▸ **Passage shown**:

--- --- ---

James Harper: My Secret Vice

The former Reading player explains his love of table tennis.

It started when Reading got a table last season. I hadn’t played since I was about 18 at Arsenal, but it was something I picked up straight away. Me and Gibbo [Reading coach Nigel Gibbs] started playing regularly and it’s just gone from there.

Playing every day, you get into it and you get better and better. There’s a lad here called Alex Pearce who’s a perfect example: he’d never been near a table-tennis table before this season but has improved massively by playing every day.

I wouldn’t say I’m the best player at the club but I am the most consistent. Trust me, there’s some poor players down here. I’m not naming and shaming, but there’s a few lads who you don’t mind coming up against when your confidence has taken a bit of a knock. Most of the time though, it’s always the same faces around the table.

We had a local TV crew down at the training ground with Matthew Syed, a three-time Commonwealth champion. I’d heard he was useful but before he stepped up I took on Marcus Hahnemann for the cameras and destroyed him. I gave Matthew a decent game – he beat me 11-7, he certainly didn’t run away with it.

He threw in a couple of serves with some crazy spin that I didn’t have a clue how to deal with. When we play among ourselves we try to get it in and keep the ball on the table so that we can get some rallies going, but he was on another level. I got a few smashes past him but in the end he had too much for me.

At the end of the game he was full of praise for me, but that’s easy to say when you’ve just beaten someone! Having said that, it was a great experience to come up against someone that good.

You’ve got to have a hell of a serve in table-tennis. If you’ve got a good serve and your opponent can’t get the ball back, it’s job done. When I play Pearcey, for example, I know just what to do: if you put a bit of spin into his forehand, he can’t handle it.

Putting spin on the ball isn’t hard at all and if you sense that the person you’re playing doesn’t fancy it then you can exploit that. If I’m playing against someone who has a shit backhand then I’ll be putting the ball there all day long. 

Hand-eye coordination is important, which explains why a lot of goalkeepers are so good – because they’re quick with their hands. And even if you’ve got no technique you can get away with a lot in this sport if you’ve got good reactions.

--- --- ---

(Boxed element entries)
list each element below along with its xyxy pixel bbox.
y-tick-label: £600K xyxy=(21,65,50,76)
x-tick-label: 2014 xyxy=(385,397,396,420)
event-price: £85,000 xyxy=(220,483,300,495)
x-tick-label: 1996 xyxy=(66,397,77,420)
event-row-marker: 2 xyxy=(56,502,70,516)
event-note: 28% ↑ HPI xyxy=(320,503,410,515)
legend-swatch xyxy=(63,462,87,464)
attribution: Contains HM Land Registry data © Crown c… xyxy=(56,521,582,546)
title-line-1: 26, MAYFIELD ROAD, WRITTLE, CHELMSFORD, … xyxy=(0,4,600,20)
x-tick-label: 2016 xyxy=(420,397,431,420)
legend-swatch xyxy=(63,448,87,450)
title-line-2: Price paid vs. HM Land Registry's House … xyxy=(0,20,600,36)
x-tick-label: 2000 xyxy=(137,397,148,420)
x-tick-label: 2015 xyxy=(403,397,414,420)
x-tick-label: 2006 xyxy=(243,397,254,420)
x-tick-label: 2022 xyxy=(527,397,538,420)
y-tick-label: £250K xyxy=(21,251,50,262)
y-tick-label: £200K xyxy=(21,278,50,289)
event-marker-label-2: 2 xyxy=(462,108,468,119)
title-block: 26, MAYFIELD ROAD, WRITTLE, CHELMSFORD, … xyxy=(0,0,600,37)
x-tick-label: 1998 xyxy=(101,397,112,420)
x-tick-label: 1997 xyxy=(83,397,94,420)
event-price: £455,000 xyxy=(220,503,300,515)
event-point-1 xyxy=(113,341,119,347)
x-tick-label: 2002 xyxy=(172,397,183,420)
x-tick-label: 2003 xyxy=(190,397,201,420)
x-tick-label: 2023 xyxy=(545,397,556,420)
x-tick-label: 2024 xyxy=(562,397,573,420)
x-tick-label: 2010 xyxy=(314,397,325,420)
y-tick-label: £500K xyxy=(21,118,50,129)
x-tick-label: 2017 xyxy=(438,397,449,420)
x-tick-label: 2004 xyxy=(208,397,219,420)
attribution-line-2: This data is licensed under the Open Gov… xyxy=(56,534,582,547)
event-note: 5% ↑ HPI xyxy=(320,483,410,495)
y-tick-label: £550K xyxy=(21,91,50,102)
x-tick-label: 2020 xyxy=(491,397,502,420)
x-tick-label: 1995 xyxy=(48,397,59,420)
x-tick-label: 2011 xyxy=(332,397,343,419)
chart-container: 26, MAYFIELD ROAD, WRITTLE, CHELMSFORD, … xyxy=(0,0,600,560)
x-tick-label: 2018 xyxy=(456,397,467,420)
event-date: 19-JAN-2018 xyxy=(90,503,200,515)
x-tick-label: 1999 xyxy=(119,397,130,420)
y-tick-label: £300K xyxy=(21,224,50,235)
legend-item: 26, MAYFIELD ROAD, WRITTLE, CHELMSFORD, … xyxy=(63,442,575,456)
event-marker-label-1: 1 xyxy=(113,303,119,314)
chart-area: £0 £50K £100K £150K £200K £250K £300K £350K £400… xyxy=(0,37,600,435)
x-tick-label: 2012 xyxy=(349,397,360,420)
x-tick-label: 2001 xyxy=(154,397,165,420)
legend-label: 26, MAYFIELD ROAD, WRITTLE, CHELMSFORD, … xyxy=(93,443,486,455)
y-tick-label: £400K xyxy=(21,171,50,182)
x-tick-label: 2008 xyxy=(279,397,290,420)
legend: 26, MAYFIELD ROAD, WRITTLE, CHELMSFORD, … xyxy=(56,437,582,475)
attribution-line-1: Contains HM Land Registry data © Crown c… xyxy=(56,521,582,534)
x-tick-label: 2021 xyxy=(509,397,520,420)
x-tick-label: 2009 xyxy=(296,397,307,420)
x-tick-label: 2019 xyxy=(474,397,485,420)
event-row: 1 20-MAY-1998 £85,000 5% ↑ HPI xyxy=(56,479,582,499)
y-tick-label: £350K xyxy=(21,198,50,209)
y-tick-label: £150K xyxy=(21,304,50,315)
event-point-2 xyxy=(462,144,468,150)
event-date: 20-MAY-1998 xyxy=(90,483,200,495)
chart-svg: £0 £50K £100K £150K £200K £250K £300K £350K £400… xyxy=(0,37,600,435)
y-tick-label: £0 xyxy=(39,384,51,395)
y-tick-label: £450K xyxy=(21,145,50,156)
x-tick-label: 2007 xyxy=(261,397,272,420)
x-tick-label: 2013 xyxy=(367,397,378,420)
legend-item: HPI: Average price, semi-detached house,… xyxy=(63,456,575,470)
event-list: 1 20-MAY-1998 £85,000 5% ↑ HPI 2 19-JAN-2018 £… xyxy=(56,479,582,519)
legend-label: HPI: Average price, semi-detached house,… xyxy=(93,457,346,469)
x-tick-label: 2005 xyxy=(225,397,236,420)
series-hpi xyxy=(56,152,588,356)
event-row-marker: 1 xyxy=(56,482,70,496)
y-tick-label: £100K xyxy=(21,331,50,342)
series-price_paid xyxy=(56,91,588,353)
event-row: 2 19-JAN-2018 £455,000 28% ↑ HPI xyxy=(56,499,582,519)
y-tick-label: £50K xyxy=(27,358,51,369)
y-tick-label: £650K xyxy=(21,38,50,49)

--- --- ---

▸ **Tasks to complete**:
[1] In the table tennis piece, what was the score when Matthew Syed beat James Harper?
[2] Reproduce the records from their first line through the line containing "attribution: Contains HM", including both of those lines.
The table tennis piece and the records are unrelated to each other.

▸ **Responses to the exercise**:
[1] 11-7

[2]
list each element below along with its xyxy pixel bbox.
y-tick-label: £600K xyxy=(21,65,50,76)
x-tick-label: 2014 xyxy=(385,397,396,420)
event-price: £85,000 xyxy=(220,483,300,495)
x-tick-label: 1996 xyxy=(66,397,77,420)
event-row-marker: 2 xyxy=(56,502,70,516)
event-note: 28% ↑ HPI xyxy=(320,503,410,515)
legend-swatch xyxy=(63,462,87,464)
attribution: Contains HM Land Registry data © Crown c… xyxy=(56,521,582,546)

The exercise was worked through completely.